* What the exercise asks
List each line in which the string "title" appears.

### Data records

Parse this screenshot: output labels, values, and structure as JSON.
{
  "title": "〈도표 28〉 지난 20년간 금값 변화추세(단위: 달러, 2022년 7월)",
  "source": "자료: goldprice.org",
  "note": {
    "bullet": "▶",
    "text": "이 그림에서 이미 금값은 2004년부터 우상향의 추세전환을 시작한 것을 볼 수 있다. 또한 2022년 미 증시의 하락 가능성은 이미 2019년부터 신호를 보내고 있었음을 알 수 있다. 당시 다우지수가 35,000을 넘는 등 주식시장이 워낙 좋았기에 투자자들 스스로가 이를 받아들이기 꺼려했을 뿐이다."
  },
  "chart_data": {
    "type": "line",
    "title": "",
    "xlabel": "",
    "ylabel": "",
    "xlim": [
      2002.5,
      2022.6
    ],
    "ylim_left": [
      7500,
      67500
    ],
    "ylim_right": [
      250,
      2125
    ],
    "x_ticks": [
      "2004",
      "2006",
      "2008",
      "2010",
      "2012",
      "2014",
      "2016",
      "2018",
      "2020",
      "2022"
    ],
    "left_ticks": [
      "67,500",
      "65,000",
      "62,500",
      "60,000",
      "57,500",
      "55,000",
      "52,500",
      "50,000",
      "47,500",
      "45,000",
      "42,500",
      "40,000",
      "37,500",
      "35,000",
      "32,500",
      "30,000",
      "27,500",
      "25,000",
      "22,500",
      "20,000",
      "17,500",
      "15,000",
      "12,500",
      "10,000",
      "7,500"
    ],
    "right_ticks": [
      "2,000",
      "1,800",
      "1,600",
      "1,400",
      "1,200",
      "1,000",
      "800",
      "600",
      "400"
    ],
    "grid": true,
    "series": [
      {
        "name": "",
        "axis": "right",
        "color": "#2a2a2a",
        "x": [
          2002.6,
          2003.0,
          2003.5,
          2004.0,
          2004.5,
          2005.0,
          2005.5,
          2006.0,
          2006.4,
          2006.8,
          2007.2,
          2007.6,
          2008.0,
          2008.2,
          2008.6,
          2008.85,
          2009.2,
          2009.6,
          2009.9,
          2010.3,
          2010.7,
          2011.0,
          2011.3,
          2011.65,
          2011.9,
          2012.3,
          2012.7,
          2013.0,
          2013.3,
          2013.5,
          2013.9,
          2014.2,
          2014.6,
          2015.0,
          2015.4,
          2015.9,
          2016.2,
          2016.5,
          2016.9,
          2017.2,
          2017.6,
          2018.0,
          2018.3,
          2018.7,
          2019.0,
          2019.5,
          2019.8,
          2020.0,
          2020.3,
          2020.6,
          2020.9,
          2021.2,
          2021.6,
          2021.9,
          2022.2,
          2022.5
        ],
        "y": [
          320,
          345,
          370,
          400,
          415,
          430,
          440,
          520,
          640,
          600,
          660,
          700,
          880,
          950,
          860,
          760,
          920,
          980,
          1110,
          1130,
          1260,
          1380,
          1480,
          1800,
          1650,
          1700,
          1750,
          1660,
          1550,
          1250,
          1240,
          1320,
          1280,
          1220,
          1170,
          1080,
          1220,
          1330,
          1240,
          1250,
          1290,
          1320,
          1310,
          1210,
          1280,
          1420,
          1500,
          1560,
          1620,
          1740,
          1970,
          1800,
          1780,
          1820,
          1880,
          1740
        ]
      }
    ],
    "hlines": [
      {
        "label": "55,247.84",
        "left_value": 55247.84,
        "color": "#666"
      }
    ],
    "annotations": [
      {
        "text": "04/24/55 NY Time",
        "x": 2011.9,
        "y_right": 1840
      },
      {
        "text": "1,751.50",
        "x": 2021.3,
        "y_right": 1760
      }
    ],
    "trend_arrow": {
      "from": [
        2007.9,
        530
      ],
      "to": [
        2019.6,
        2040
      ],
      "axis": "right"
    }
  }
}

######

* Completed exercise
  "title": "〈도표 28〉 지난 20년간 금값 변화추세(단위: 달러, 2022년 7월)",
    "title": "",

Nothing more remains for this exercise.